START RAW DATA

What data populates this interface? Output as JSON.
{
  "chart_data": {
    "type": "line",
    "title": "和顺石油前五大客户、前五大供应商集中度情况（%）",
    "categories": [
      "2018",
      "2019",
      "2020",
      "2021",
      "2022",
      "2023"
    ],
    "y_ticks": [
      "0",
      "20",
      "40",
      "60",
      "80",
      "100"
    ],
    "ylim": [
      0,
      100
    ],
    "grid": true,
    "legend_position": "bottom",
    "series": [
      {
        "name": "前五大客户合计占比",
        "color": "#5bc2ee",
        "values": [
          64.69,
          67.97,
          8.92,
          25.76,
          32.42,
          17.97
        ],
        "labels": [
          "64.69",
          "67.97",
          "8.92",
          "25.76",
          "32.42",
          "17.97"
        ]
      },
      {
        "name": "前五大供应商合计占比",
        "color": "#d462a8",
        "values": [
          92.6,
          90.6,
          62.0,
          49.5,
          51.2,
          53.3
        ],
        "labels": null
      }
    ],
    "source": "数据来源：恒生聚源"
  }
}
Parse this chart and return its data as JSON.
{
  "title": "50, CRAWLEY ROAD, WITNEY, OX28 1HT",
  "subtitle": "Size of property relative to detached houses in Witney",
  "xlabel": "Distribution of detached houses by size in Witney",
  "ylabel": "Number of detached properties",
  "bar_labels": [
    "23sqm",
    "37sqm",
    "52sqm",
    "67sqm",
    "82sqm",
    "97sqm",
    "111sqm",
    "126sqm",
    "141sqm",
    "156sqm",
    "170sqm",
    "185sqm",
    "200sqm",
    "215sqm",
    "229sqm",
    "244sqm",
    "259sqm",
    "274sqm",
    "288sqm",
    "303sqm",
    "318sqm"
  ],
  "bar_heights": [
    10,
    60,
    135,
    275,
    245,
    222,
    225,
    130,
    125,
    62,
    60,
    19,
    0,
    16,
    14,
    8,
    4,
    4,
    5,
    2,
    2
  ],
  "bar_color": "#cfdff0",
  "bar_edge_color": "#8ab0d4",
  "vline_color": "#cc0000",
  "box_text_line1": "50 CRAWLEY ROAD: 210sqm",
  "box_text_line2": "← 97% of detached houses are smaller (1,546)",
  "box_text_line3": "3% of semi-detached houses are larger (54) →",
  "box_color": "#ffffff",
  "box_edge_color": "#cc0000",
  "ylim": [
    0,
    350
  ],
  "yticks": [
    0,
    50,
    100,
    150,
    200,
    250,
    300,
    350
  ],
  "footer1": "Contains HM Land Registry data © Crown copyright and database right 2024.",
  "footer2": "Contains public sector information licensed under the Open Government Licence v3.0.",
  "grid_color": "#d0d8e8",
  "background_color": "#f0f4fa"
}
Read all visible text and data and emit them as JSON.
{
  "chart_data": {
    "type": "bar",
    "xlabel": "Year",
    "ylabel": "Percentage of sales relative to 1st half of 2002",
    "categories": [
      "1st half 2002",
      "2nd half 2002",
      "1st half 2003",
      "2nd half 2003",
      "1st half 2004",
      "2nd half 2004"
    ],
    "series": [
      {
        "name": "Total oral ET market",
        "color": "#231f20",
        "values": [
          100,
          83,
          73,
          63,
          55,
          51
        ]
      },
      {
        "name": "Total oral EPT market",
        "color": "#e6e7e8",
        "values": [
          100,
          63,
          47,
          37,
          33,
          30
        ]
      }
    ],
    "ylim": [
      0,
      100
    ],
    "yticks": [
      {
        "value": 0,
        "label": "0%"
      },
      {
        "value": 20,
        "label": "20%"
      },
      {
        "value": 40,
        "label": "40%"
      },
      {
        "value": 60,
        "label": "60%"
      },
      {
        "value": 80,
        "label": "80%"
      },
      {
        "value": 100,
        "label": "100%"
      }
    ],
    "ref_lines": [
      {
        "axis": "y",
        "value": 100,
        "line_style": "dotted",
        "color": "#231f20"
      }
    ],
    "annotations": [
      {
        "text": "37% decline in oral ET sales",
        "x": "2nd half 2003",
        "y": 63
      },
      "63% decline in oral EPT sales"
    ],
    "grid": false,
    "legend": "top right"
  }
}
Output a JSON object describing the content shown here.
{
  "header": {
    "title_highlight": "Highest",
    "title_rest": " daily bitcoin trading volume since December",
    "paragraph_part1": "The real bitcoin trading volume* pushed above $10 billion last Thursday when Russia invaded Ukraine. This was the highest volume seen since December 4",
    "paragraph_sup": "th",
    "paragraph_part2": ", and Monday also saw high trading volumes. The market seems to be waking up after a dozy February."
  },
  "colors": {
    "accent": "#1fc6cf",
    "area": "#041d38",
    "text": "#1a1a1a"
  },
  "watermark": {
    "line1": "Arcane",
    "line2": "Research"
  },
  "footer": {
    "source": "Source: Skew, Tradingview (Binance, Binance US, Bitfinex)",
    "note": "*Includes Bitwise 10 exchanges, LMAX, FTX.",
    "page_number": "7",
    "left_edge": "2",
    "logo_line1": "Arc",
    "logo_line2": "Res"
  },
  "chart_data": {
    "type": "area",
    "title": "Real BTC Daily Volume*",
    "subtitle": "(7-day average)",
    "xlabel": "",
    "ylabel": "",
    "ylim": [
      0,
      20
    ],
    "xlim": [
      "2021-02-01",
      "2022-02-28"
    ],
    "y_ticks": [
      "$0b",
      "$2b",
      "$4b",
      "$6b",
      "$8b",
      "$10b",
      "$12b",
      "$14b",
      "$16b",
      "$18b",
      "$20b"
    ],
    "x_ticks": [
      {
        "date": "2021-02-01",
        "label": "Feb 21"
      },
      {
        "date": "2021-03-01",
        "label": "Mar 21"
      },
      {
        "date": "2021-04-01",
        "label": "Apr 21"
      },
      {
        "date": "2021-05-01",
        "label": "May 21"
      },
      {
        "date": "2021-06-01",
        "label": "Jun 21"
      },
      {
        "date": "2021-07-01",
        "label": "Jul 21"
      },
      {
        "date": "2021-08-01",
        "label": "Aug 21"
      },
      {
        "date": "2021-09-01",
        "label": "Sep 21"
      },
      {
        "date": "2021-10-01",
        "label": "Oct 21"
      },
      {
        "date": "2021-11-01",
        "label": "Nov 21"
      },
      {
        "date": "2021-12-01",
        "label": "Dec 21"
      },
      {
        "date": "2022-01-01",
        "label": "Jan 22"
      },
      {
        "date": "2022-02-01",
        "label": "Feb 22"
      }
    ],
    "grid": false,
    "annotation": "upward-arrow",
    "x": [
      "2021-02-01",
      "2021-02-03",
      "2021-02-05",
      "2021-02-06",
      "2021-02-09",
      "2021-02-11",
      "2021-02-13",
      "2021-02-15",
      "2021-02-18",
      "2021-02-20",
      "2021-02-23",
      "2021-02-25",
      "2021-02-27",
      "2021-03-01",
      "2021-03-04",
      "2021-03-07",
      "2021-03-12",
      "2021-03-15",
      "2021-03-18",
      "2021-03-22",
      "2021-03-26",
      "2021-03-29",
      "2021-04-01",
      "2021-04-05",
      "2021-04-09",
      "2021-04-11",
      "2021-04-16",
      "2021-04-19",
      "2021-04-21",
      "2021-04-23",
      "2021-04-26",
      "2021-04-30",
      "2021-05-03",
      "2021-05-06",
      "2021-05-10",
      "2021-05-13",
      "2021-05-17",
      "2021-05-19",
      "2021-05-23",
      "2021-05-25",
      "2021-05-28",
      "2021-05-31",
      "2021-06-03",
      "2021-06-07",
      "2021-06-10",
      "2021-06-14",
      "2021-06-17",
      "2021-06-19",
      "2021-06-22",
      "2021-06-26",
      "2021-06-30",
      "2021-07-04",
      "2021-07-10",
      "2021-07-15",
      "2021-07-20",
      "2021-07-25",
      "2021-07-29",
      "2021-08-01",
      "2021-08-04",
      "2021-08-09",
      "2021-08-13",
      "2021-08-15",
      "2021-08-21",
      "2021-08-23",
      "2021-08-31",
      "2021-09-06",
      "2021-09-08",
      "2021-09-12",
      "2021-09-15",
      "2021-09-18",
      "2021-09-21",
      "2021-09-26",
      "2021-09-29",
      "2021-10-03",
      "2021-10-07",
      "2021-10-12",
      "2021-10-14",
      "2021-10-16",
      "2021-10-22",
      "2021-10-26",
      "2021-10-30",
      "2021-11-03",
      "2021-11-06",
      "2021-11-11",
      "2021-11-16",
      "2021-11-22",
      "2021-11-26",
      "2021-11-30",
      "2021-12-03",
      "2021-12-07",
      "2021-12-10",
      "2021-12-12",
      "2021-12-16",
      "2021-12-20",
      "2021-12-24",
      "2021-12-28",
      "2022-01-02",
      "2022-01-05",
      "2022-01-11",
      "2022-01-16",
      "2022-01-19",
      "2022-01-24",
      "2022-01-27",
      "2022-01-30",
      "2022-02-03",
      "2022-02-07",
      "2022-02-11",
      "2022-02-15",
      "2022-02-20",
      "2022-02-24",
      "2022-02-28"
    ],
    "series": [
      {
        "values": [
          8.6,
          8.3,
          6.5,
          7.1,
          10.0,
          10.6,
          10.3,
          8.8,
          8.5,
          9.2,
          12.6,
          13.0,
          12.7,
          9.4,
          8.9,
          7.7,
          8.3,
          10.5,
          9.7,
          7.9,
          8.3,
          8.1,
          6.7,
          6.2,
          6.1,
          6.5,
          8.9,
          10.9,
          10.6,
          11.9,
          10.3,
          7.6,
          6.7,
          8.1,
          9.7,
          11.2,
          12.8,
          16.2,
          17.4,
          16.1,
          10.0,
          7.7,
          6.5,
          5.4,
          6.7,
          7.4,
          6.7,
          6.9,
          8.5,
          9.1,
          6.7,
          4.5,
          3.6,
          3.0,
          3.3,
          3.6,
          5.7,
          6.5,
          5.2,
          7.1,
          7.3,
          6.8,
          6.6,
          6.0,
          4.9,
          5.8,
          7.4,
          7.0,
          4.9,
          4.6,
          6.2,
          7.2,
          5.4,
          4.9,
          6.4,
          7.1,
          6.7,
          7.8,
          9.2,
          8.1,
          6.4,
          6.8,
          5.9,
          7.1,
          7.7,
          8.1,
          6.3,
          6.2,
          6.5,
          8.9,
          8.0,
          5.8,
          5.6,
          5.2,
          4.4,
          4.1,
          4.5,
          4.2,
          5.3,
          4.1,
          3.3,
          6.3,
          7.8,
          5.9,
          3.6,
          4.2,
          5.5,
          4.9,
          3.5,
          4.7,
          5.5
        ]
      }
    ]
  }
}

END RAW DATA

• [TASK REQUIREMENTS]
List all lines from the entries that include the word "market".

• [SOLUTION FOR THIS EXERCISE]
        "name": "Total oral ET market",
        "name": "Total oral EPT market",
    "paragraph_part2": ", and Monday also saw high trading volumes. The market seems to be waking up after a dozy February."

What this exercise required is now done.